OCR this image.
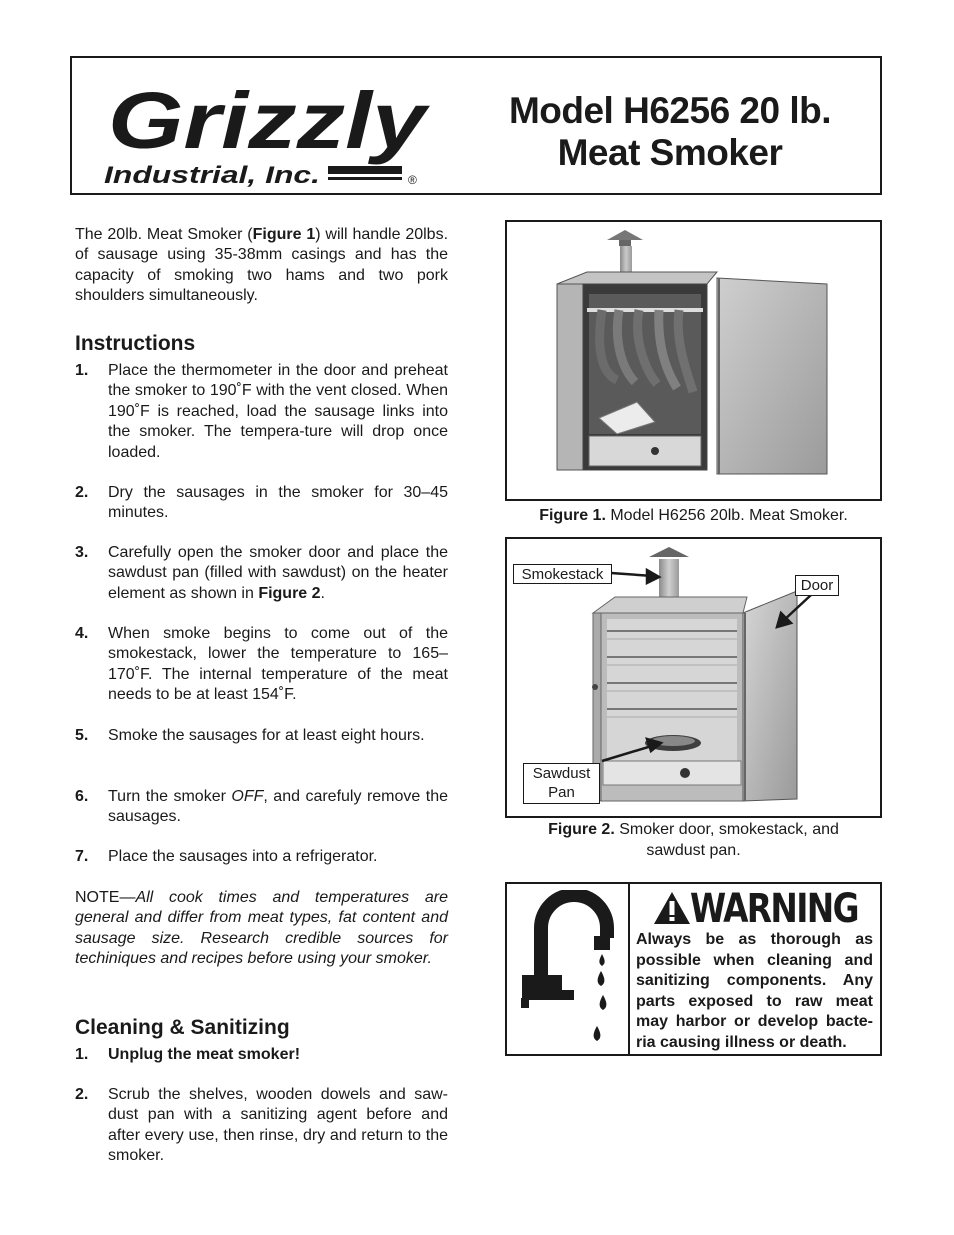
Grizzly
Industrial, Inc.	®
Model H6256 20 lb.
Meat Smoker
The 20lb. Meat Smoker (Figure 1) will handle 20lbs. of sausage using 35-38mm casings and has the capacity of smoking two hams and two pork shoulders simultaneously.
Instructions
1. Place the thermometer in the door and preheat the smoker to 190˚F with the vent closed. When 190˚F is reached, load the sausage links into the smoker. The tempera-ture will drop once loaded.
2. Dry the sausages in the smoker for 30–45 minutes.
3. Carefully open the smoker door and place the sawdust pan (filled with sawdust) on the heater element as shown in Figure 2.
4. When smoke begins to come out of the smokestack, lower the temperature to 165–170˚F. The internal temperature of the meat needs to be at least 154˚F.
5. Smoke the sausages for at least eight hours.
6. Turn the smoker OFF, and carefuly remove the sausages.
7. Place the sausages into a refrigerator.
NOTE—All cook times and temperatures are general and differ from meat types, fat content and sausage size. Research credible sources for techiniques and recipes before using your smoker.
Cleaning & Sanitizing
1. Unplug the meat smoker!
2. Scrub the shelves, wooden dowels and saw-dust pan with a sanitizing agent before and after every use, then rinse, dry and return to the smoker.
Figure 1. Model H6256 20lb. Meat Smoker.
Smokestack
Door
Sawdust
Pan
Figure 2. Smoker door, smokestack, and
sawdust pan.
WARNING
Always be as thorough as possible when cleaning and sanitizing components. Any parts exposed to raw meat may harbor or develop bacte-ria causing illness or death.
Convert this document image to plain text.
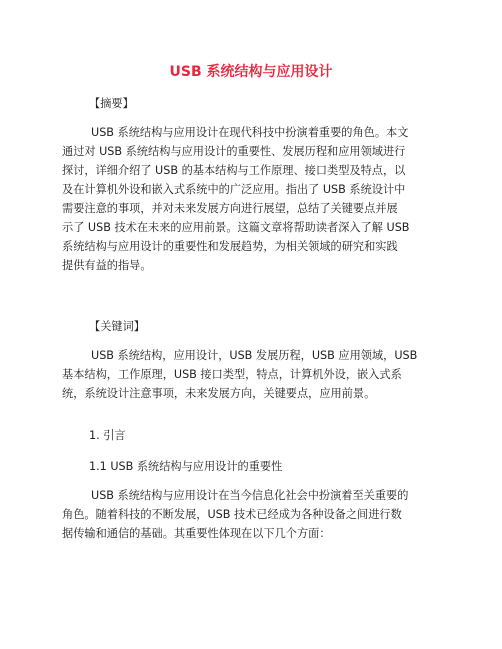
USB 系统结构与应用设计
【摘要】
USB 系统结构与应用设计在现代科技中扮演着重要的角色。本文
通过对 USB 系统结构与应用设计的重要性、发展历程和应用领域进行
探讨，详细介绍了 USB 的基本结构与工作原理、接口类型及特点，以
及在计算机外设和嵌入式系统中的广泛应用。指出了 USB 系统设计中
需要注意的事项，并对未来发展方向进行展望，总结了关键要点并展
示了 USB 技术在未来的应用前景。这篇文章将帮助读者深入了解 USB
系统结构与应用设计的重要性和发展趋势，为相关领域的研究和实践
提供有益的指导。
【关键词】
USB 系统结构，应用设计，USB 发展历程，USB 应用领域，USB
基本结构，工作原理，USB 接口类型，特点，计算机外设，嵌入式系
统，系统设计注意事项，未来发展方向，关键要点，应用前景。
1. 引言
1.1 USB 系统结构与应用设计的重要性
USB 系统结构与应用设计在当今信息化社会中扮演着至关重要的
角色。随着科技的不断发展，USB 技术已经成为各种设备之间进行数
据传输和通信的基础。其重要性体现在以下几个方面：
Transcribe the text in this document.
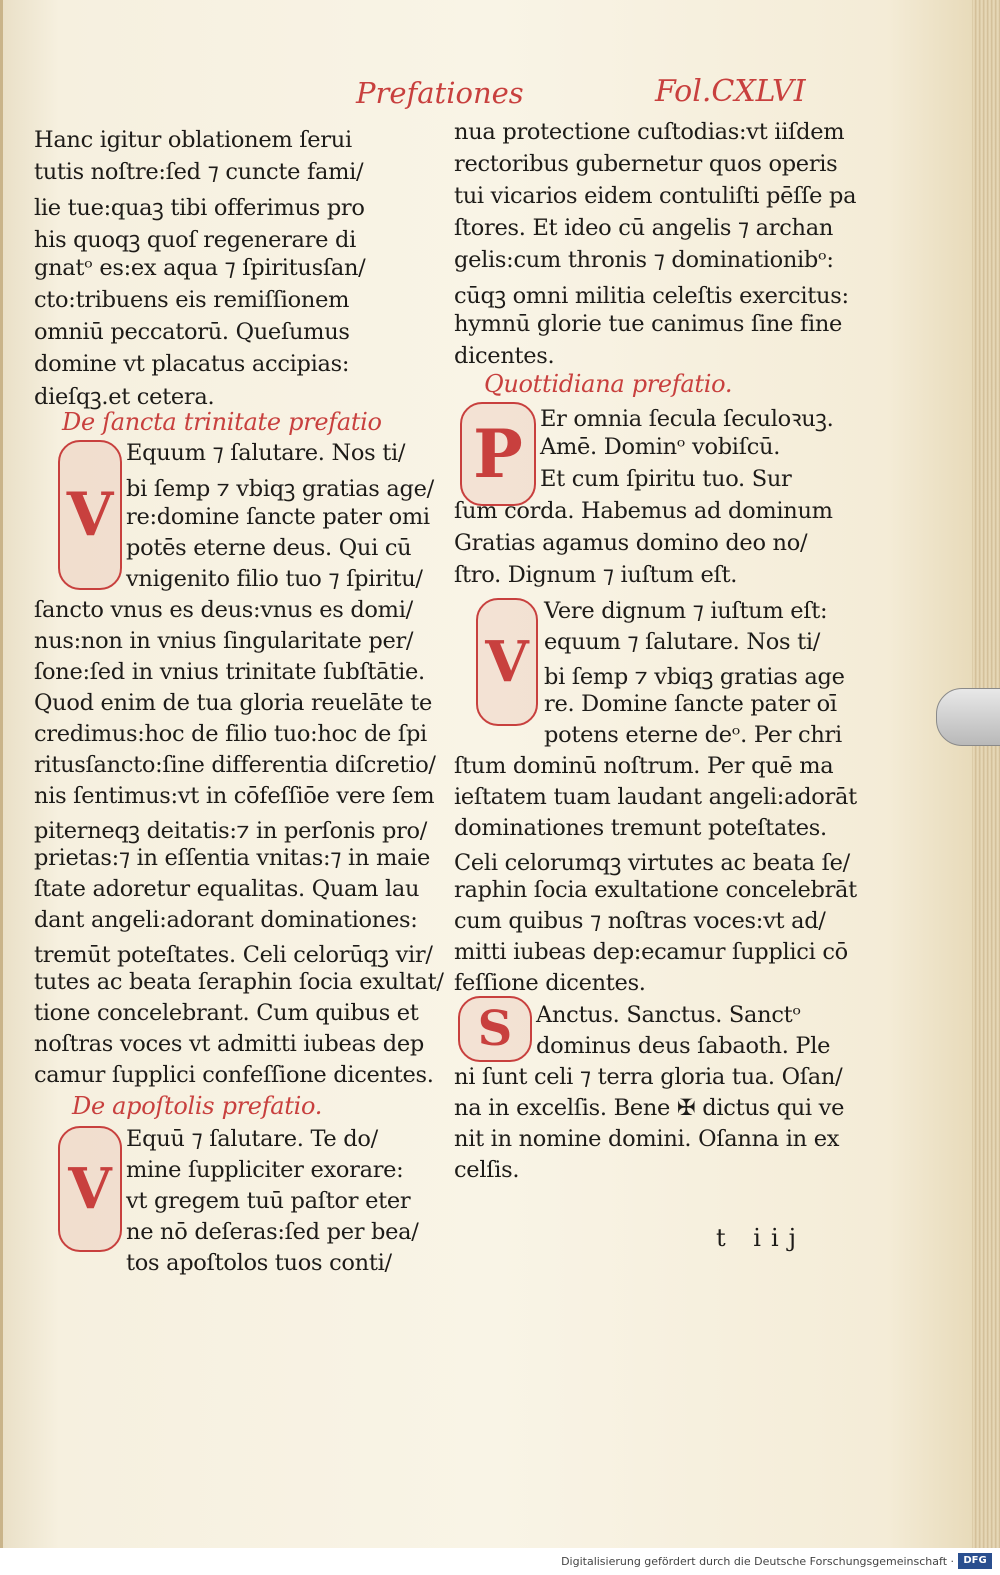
Prefationes	Fol.CXLVI
V
V
P
V
S
Hanc igitur oblationem ſerui
tutis noſtre:ſed ⁊ cuncte fami/
lie tue:quaꝫ tibi offerimus pro
his quoqꝫ quoſ regenerare di
gnatᵒ es:ex aqua ⁊ ſpiritusſan/
cto:tribuens eis remiſſionem
omniū peccatorū. Queſumus
domine vt placatus accipias:
dieſqꝫ.et cetera.
De ſancta trinitate prefatio
Equum ⁊ ſalutare. Nos ti/
bi ſemp ⁊ vbiqꝫ gratias age/
re:domine ſancte pater omi
potēs eterne deus. Qui cū
vnigenito filio tuo ⁊ ſpiritu/
ſancto vnus es deus:vnus es domi/
nus:non in vnius ſingularitate per/
ſone:ſed in vnius trinitate ſubſtātie.
Quod enim de tua gloria reuelāte te
credimus:hoc de filio tuo:hoc de ſpi
ritusſancto:ſine differentia diſcretio/
nis ſentimus:vt in cōfeſſiōe vere ſem
piterneqꝫ deitatis:⁊ in perſonis pro/
prietas:⁊ in eſſentia vnitas:⁊ in maie
ſtate adoretur equalitas. Quam lau
dant angeli:adorant dominationes:
tremūt poteſtates. Celi celorūqꝫ vir/
tutes ac beata ſeraphin ſocia exultat/
tione concelebrant. Cum quibus et
noſtras voces vt admitti iubeas dep
camur ſupplici confeſſione dicentes.
De apoſtolis prefatio.
Equū ⁊ ſalutare. Te do/
mine ſuppliciter exorare:
vt gregem tuū paſtor eter
ne nō deſeras:ſed per bea/
tos apoſtolos tuos conti/
nua protectione cuſtodias:vt iiſdem
rectoribus gubernetur quos operis
tui vicarios eidem contuliſti pēſſe pa
ſtores. Et ideo cū angelis ⁊ archan
gelis:cum thronis ⁊ dominationibᵒ:
cūqꝫ omni militia celeſtis exercitus:
hymnū glorie tue canimus ſine fine
dicentes.
Quottidiana prefatio.
Er omnia ſecula ſeculoꝛuꝫ.
Amē. Dominᵒ vobiſcū.
Et cum ſpiritu tuo. Sur
ſum corda. Habemus ad dominum
Gratias agamus domino deo no/
ſtro. Dignum ⁊ iuſtum eſt.
Vere dignum ⁊ iuſtum eſt:
equum ⁊ ſalutare. Nos ti/
bi ſemp ⁊ vbiqꝫ gratias age
re. Domine ſancte pater oī
potens eterne deᵒ. Per chri
ſtum dominū noſtrum. Per quē ma
ieſtatem tuam laudant angeli:adorāt
dominationes tremunt poteſtates.
Celi celorumqꝫ virtutes ac beata ſe/
raphin ſocia exultatione concelebrāt
cum quibus ⁊ noſtras voces:vt ad/
mitti iubeas dep:ecamur ſupplici cō
feſſione dicentes.
Anctus. Sanctus. Sanctᵒ
dominus deus ſabaoth. Ple
ni ſunt celi ⁊ terra gloria tua. Oſan/
na in excelſis. Bene ✠ dictus qui ve
nit in nomine domini. Oſanna in ex
celſis.
t iij
Digitalisierung gefördert durch die Deutsche Forschungsgemeinschaft · DFG
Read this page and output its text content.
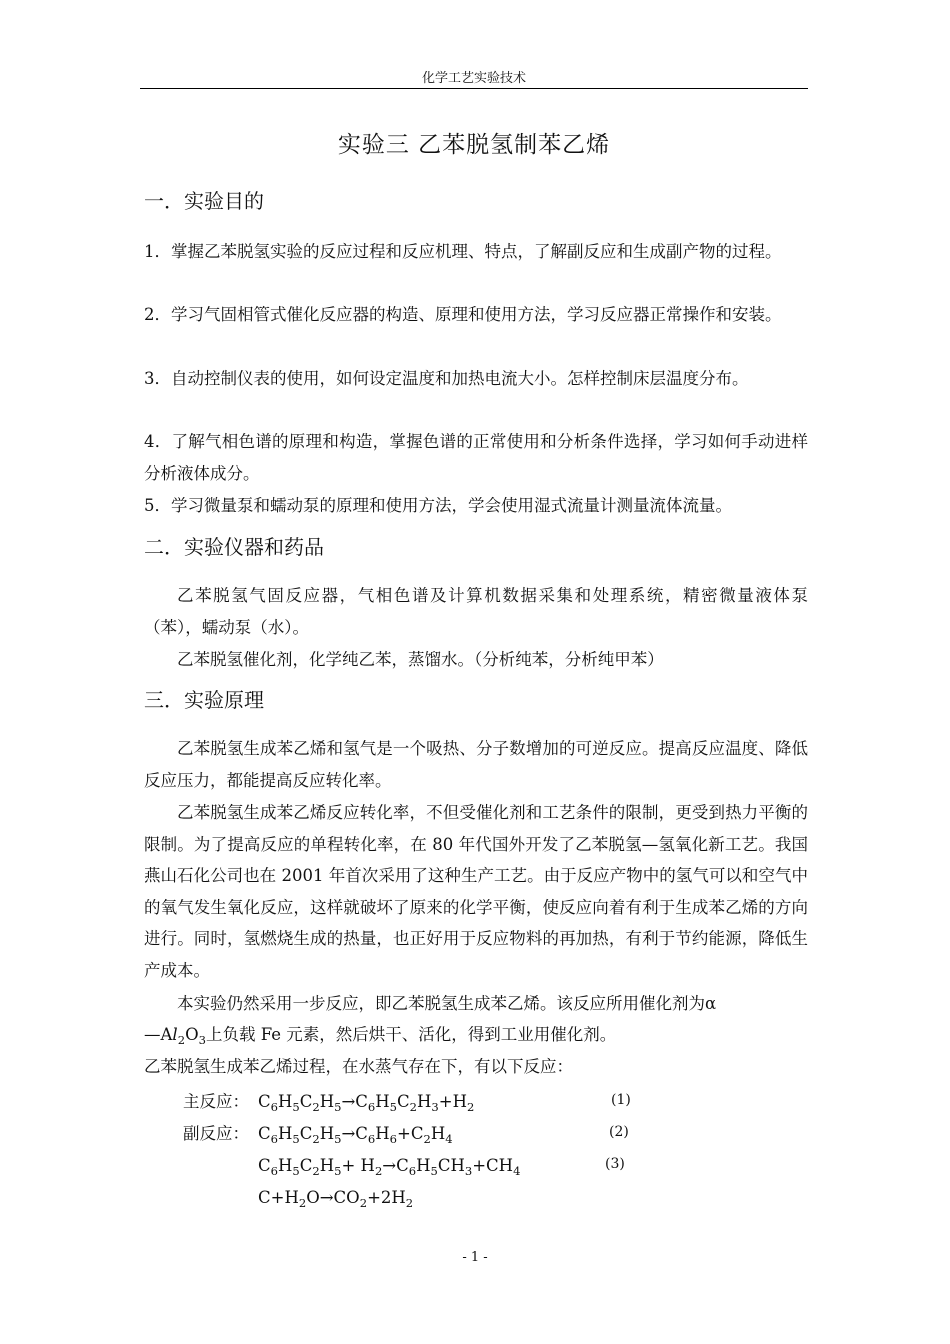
化学工艺实验技术
实验三 乙苯脱氢制苯乙烯
一．实验目的

1．掌握乙苯脱氢实验的反应过程和反应机理、特点，了解副反应和生成副产物的过程。

2．学习气固相管式催化反应器的构造、原理和使用方法，学习反应器正常操作和安装。

3．自动控制仪表的使用，如何设定温度和加热电流大小。怎样控制床层温度分布。

4．了解气相色谱的原理和构造，掌握色谱的正常使用和分析条件选择，学习如何手动进样分析液体成分。

5．学习微量泵和蠕动泵的原理和使用方法，学会使用湿式流量计测量流体流量。

二．实验仪器和药品

乙苯脱氢气固反应器，气相色谱及计算机数据采集和处理系统，精密微量液体泵（苯），蠕动泵（水）。

乙苯脱氢催化剂，化学纯乙苯，蒸馏水。（分析纯苯，分析纯甲苯）

三．实验原理

乙苯脱氢生成苯乙烯和氢气是一个吸热、分子数增加的可逆反应。提高反应温度、降低反应压力，都能提高反应转化率。

乙苯脱氢生成苯乙烯反应转化率，不但受催化剂和工艺条件的限制，更受到热力平衡的限制。为了提高反应的单程转化率，在 80 年代国外开发了乙苯脱氢—氢氧化新工艺。我国燕山石化公司也在 2001 年首次采用了这种生产工艺。由于反应产物中的氢气可以和空气中的氧气发生氧化反应，这样就破坏了原来的化学平衡，使反应向着有利于生成苯乙烯的方向进行。同时，氢燃烧生成的热量，也正好用于反应物料的再加热，有利于节约能源，降低生产成本。

本实验仍然采用一步反应，即乙苯脱氢生成苯乙烯。该反应所用催化剂为α

$—Al_2O_3$上负载 Fe 元素，然后烘干、活化，得到工业用催化剂。

乙苯脱氢生成苯乙烯过程，在水蒸气存在下，有以下反应：

主反应： $C_6H_5C_2H_5\to C_6H_5C_2H_3+H_2$	(1)
副反应： $C_6H_5C_2H_5\to C_6H_6+C_2H_4$	(2)
$C_6H_5C_2H_5+ H_2\to C_6H_5CH_3+CH_4$	(3)
$C+H_2O\to CO_2+2H_2$
- 1 -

• • • •

Select the lines that carry the string "vbiqꝫ" and copy them.

bi ſemp ⁊ vbiqꝫ gratias age/
bi ſemp ⁊ vbiqꝫ gratias age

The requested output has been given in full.